- **Exercise goal**
Below is a block of data; give all of it again word for word.

- **Material for this task**
------------------------------------------------------------

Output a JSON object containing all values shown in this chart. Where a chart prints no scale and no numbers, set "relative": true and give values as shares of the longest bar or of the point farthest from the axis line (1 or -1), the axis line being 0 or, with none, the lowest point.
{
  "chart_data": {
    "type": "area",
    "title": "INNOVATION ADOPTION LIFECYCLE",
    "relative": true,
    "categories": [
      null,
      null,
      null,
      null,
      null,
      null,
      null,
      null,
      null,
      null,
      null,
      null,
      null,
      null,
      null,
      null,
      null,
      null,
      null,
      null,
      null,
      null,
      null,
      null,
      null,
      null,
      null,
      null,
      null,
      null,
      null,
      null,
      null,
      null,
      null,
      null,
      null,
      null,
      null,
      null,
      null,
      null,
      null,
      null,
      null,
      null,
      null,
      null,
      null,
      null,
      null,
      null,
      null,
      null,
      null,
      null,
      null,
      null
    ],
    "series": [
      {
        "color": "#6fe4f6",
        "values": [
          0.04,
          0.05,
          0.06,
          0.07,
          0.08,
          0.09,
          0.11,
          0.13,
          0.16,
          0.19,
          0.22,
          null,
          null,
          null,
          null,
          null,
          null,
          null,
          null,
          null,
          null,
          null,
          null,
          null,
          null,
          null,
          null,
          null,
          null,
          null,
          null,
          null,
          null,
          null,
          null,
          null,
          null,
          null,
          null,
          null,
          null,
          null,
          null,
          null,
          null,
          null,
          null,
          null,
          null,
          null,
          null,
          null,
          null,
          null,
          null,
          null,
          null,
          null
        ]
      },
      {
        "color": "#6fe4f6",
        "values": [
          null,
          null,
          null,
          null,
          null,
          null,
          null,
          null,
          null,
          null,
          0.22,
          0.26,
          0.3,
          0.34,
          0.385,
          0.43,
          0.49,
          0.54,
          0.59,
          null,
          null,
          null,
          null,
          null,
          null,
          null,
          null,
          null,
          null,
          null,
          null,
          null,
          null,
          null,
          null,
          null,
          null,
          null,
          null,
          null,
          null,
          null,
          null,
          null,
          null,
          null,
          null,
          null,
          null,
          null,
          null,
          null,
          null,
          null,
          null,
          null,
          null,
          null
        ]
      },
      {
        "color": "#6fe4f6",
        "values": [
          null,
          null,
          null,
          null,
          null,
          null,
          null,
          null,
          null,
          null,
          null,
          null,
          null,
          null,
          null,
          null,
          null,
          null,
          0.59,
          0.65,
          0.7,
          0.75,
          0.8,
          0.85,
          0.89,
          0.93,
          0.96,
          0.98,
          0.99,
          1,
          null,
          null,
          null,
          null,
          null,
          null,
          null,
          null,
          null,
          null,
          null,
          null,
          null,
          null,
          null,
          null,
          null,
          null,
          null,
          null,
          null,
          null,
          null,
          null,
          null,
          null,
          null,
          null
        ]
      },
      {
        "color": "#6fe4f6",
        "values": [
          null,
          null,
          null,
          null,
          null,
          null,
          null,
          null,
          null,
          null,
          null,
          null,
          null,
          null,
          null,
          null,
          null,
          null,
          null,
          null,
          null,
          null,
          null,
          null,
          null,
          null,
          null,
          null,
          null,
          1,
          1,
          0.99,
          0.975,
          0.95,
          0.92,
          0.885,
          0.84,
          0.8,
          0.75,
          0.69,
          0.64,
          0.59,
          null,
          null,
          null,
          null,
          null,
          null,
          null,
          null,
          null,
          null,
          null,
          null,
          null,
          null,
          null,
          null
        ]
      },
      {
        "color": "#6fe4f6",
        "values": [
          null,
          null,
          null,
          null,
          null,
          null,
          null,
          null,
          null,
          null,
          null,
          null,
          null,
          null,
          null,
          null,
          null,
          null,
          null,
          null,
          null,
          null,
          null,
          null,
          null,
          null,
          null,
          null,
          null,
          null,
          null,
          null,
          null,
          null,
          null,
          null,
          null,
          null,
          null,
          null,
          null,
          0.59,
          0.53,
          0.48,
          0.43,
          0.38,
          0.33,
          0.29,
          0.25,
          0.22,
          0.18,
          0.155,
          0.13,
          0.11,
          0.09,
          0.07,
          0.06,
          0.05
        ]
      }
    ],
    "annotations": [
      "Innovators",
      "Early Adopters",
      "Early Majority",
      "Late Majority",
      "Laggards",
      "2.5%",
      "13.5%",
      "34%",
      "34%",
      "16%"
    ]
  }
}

------------------------------------------------------------

- **Written response**
Output a JSON object containing all values shown in this chart. Where a chart prints no scale and no numbers, set "relative": true and give values as shares of the longest bar or of the point farthest from the axis line (1 or -1), the axis line being 0 or, with none, the lowest point.
{
  "chart_data": {
    "type": "area",
    "title": "INNOVATION ADOPTION LIFECYCLE",
    "relative": true,
    "categories": [
      null,
      null,
      null,
      null,
      null,
      null,
      null,
      null,
      null,
      null,
      null,
      null,
      null,
      null,
      null,
      null,
      null,
      null,
      null,
      null,
      null,
      null,
      null,
      null,
      null,
      null,
      null,
      null,
      null,
      null,
      null,
      null,
      null,
      null,
      null,
      null,
      null,
      null,
      null,
      null,
      null,
      null,
      null,
      null,
      null,
      null,
      null,
      null,
      null,
      null,
      null,
      null,
      null,
      null,
      null,
      null,
      null,
      null
    ],
    "series": [
      {
        "color": "#6fe4f6",
        "values": [
          0.04,
          0.05,
          0.06,
          0.07,
          0.08,
          0.09,
          0.11,
          0.13,
          0.16,
          0.19,
          0.22,
          null,
          null,
          null,
          null,
          null,
          null,
          null,
          null,
          null,
          null,
          null,
          null,
          null,
          null,
          null,
          null,
          null,
          null,
          null,
          null,
          null,
          null,
          null,
          null,
          null,
          null,
          null,
          null,
          null,
          null,
          null,
          null,
          null,
          null,
          null,
          null,
          null,
          null,
          null,
          null,
          null,
          null,
          null,
          null,
          null,
          null,
          null
        ]
      },
      {
        "color": "#6fe4f6",
        "values": [
          null,
          null,
          null,
          null,
          null,
          null,
          null,
          null,
          null,
          null,
          0.22,
          0.26,
          0.3,
          0.34,
          0.385,
          0.43,
          0.49,
          0.54,
          0.59,
          null,
          null,
          null,
          null,
          null,
          null,
          null,
          null,
          null,
          null,
          null,
          null,
          null,
          null,
          null,
          null,
          null,
          null,
          null,
          null,
          null,
          null,
          null,
          null,
          null,
          null,
          null,
          null,
          null,
          null,
          null,
          null,
          null,
          null,
          null,
          null,
          null,
          null,
          null
        ]
      },
      {
        "color": "#6fe4f6",
        "values": [
          null,
          null,
          null,
          null,
          null,
          null,
          null,
          null,
          null,
          null,
          null,
          null,
          null,
          null,
          null,
          null,
          null,
          null,
          0.59,
          0.65,
          0.7,
          0.75,
          0.8,
          0.85,
          0.89,
          0.93,
          0.96,
          0.98,
          0.99,
          1,
          null,
          null,
          null,
          null,
          null,
          null,
          null,
          null,
          null,
          null,
          null,
          null,
          null,
          null,
          null,
          null,
          null,
          null,
          null,
          null,
          null,
          null,
          null,
          null,
          null,
          null,
          null,
          null
        ]
      },
      {
        "color": "#6fe4f6",
        "values": [
          null,
          null,
          null,
          null,
          null,
          null,
          null,
          null,
          null,
          null,
          null,
          null,
          null,
          null,
          null,
          null,
          null,
          null,
          null,
          null,
          null,
          null,
          null,
          null,
          null,
          null,
          null,
          null,
          null,
          1,
          1,
          0.99,
          0.975,
          0.95,
          0.92,
          0.885,
          0.84,
          0.8,
          0.75,
          0.69,
          0.64,
          0.59,
          null,
          null,
          null,
          null,
          null,
          null,
          null,
          null,
          null,
          null,
          null,
          null,
          null,
          null,
          null,
          null
        ]
      },
      {
        "color": "#6fe4f6",
        "values": [
          null,
          null,
          null,
          null,
          null,
          null,
          null,
          null,
          null,
          null,
          null,
          null,
          null,
          null,
          null,
          null,
          null,
          null,
          null,
          null,
          null,
          null,
          null,
          null,
          null,
          null,
          null,
          null,
          null,
          null,
          null,
          null,
          null,
          null,
          null,
          null,
          null,
          null,
          null,
          null,
          null,
          0.59,
          0.53,
          0.48,
          0.43,
          0.38,
          0.33,
          0.29,
          0.25,
          0.22,
          0.18,
          0.155,
          0.13,
          0.11,
          0.09,
          0.07,
          0.06,
          0.05
        ]
      }
    ],
    "annotations": [
      "Innovators",
      "Early Adopters",
      "Early Majority",
      "Late Majority",
      "Laggards",
      "2.5%",
      "13.5%",
      "34%",
      "34%",
      "16%"
    ]
  }
}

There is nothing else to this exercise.